*** Opening of Data shown ***

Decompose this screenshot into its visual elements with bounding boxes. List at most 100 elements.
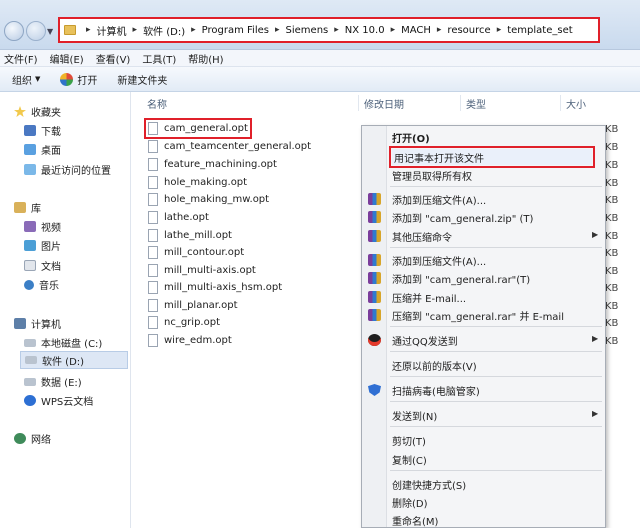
chevron-right-icon[interactable]: ▸ (275, 25, 280, 35)
nav-pictures[interactable]: 图片 (24, 238, 61, 253)
menu-item-cut[interactable]: 剪切(T) (392, 433, 426, 448)
menu-item-send-to[interactable]: 发送到(N) (392, 408, 437, 423)
nav-network[interactable]: 网络 (14, 431, 51, 446)
address-bar[interactable]: ▸ 计算机 ▸ 软件 (D:) ▸ Program Files ▸ Siemen… (58, 17, 600, 43)
archive-icon (368, 230, 381, 242)
file-row[interactable]: cam_teamcenter_general.opt (148, 140, 311, 153)
column-divider[interactable] (460, 95, 461, 111)
breadcrumb-computer[interactable]: 计算机 (97, 23, 127, 38)
menu-view[interactable]: 查看(V) (96, 51, 131, 66)
menu-item-add-zip[interactable]: 添加到 "cam_general.zip" (T) (392, 210, 533, 225)
nav-libraries-label: 库 (31, 204, 41, 215)
menu-item-other-compress[interactable]: 其他压缩命令 (392, 229, 452, 244)
nav-network-label: 网络 (31, 435, 51, 446)
chevron-right-icon[interactable]: ▸ (191, 25, 196, 35)
file-name: lathe_mill.opt (164, 230, 232, 241)
menu-item-add-archive-rar[interactable]: 添加到压缩文件(A)... (392, 253, 486, 268)
file-row[interactable]: mill_multi-axis_hsm.opt (148, 281, 282, 294)
file-row[interactable]: lathe.opt (148, 211, 209, 224)
nav-drive-e[interactable]: 数据 (E:) (24, 374, 82, 389)
nav-drive-c[interactable]: 本地磁盘 (C:) (24, 335, 102, 350)
menu-item-copy[interactable]: 复制(C) (392, 452, 427, 467)
menu-item-open[interactable]: 打开(O) (392, 130, 430, 145)
folder-icon (64, 25, 76, 35)
menu-item-rename[interactable]: 重命名(M) (392, 513, 438, 528)
winrar-icon (368, 272, 381, 284)
nav-wps-label: WPS云文档 (41, 397, 94, 408)
menu-item-compress-email[interactable]: 压缩并 E-mail... (392, 290, 466, 305)
breadcrumb-program-files[interactable]: Program Files (202, 25, 269, 36)
menu-item-add-rar[interactable]: 添加到 "cam_general.rar"(T) (392, 271, 530, 286)
breadcrumb-template-set[interactable]: template_set (507, 25, 572, 36)
new-folder-button[interactable]: 新建文件夹 (117, 72, 167, 87)
nav-recent-places[interactable]: 最近访问的位置 (24, 162, 111, 177)
nav-drive-d[interactable]: 软件 (D:) (20, 351, 128, 369)
nav-computer[interactable]: 计算机 (14, 316, 61, 331)
menu-item-delete[interactable]: 删除(D) (392, 495, 428, 510)
file-row-selected[interactable]: cam_general.opt (144, 118, 252, 139)
file-row[interactable]: nc_grip.opt (148, 316, 220, 329)
forward-button[interactable] (26, 21, 46, 41)
file-row[interactable]: wire_edm.opt (148, 334, 232, 347)
column-divider[interactable] (560, 95, 561, 111)
file-icon (148, 176, 158, 189)
menu-item-scan-virus[interactable]: 扫描病毒(电脑管家) (392, 383, 480, 398)
menu-item-send-qq[interactable]: 通过QQ发送到 (392, 333, 458, 348)
chevron-right-icon[interactable]: ▸ (133, 25, 138, 35)
file-name: cam_teamcenter_general.opt (164, 141, 312, 152)
back-button[interactable] (4, 21, 24, 41)
nav-libraries[interactable]: 库 (14, 200, 41, 215)
breadcrumb-drive-d[interactable]: 软件 (D:) (143, 23, 185, 38)
nav-music[interactable]: 音乐 (24, 277, 59, 292)
breadcrumb-mach[interactable]: MACH (401, 25, 431, 36)
nav-downloads[interactable]: 下载 (24, 123, 61, 138)
recent-pages-dropdown-icon[interactable]: ▼ (47, 27, 53, 36)
column-header-name[interactable]: 名称 (147, 96, 167, 111)
file-row[interactable]: hole_making_mw.opt (148, 193, 269, 206)
file-row[interactable]: feature_machining.opt (148, 158, 277, 171)
chevron-right-icon[interactable]: ▸ (391, 25, 396, 35)
menu-item-take-ownership[interactable]: 管理员取得所有权 (392, 168, 472, 183)
open-button[interactable]: 打开 (60, 72, 97, 87)
breadcrumb-siemens[interactable]: Siemens (286, 25, 329, 36)
nav-favorites-label: 收藏夹 (31, 108, 61, 119)
menu-tools[interactable]: 工具(T) (142, 51, 176, 66)
nav-videos[interactable]: 视频 (24, 219, 61, 234)
nav-documents[interactable]: 文档 (24, 258, 61, 273)
file-icon (148, 158, 158, 171)
nav-videos-label: 视频 (41, 223, 61, 234)
menu-item-restore-versions[interactable]: 还原以前的版本(V) (392, 358, 477, 373)
breadcrumb-nx[interactable]: NX 10.0 (345, 25, 385, 36)
chevron-right-icon[interactable]: ▸ (497, 25, 502, 35)
file-row[interactable]: hole_making.opt (148, 176, 247, 189)
menu-item-open-with-notepad[interactable]: 用记事本打开该文件 (389, 146, 595, 168)
chevron-right-icon[interactable]: ▸ (437, 25, 442, 35)
library-icon (14, 202, 26, 213)
file-icon (148, 140, 158, 153)
column-divider[interactable] (358, 95, 359, 111)
menu-item-add-archive[interactable]: 添加到压缩文件(A)... (392, 192, 486, 207)
column-header-type[interactable]: 类型 (466, 96, 486, 111)
menu-file[interactable]: 文件(F) (4, 51, 38, 66)
organize-button[interactable]: 组织 ▼ (12, 72, 40, 87)
file-row[interactable]: mill_planar.opt (148, 299, 238, 312)
file-row[interactable]: lathe_mill.opt (148, 229, 232, 242)
menu-help[interactable]: 帮助(H) (188, 51, 223, 66)
menu-item-create-shortcut[interactable]: 创建快捷方式(S) (392, 477, 466, 492)
qq-icon (368, 334, 381, 346)
nav-drive-c-label: 本地磁盘 (C:) (41, 339, 103, 350)
breadcrumb-resource[interactable]: resource (447, 25, 490, 36)
menu-edit[interactable]: 编辑(E) (50, 51, 84, 66)
nav-favorites[interactable]: 收藏夹 (14, 104, 61, 119)
column-header-modified[interactable]: 修改日期 (364, 96, 404, 111)
file-name: cam_general.opt (164, 123, 248, 134)
column-header-size[interactable]: 大小 (566, 96, 586, 111)
nav-desktop[interactable]: 桌面 (24, 142, 61, 157)
menu-item-compress-rar-email[interactable]: 压缩到 "cam_general.rar" 并 E-mail (392, 308, 564, 323)
nav-wps-cloud[interactable]: WPS云文档 (24, 393, 93, 408)
file-row[interactable]: mill_multi-axis.opt (148, 264, 256, 277)
chevron-right-icon[interactable]: ▸ (334, 25, 339, 35)
chevron-right-icon[interactable]: ▸ (86, 25, 91, 35)
file-icon (148, 316, 158, 329)
file-row[interactable]: mill_contour.opt (148, 246, 244, 259)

*** Close of Data shown ***

▶ Exercise description: If a line of the records above holds the word "本地磁盘", show it.

▶ Answer to the problem:
nav-drive-c[interactable]: 本地磁盘 (C:) (24, 335, 102, 350)
nav-drive-c-label: 本地磁盘 (C:) (41, 339, 103, 350)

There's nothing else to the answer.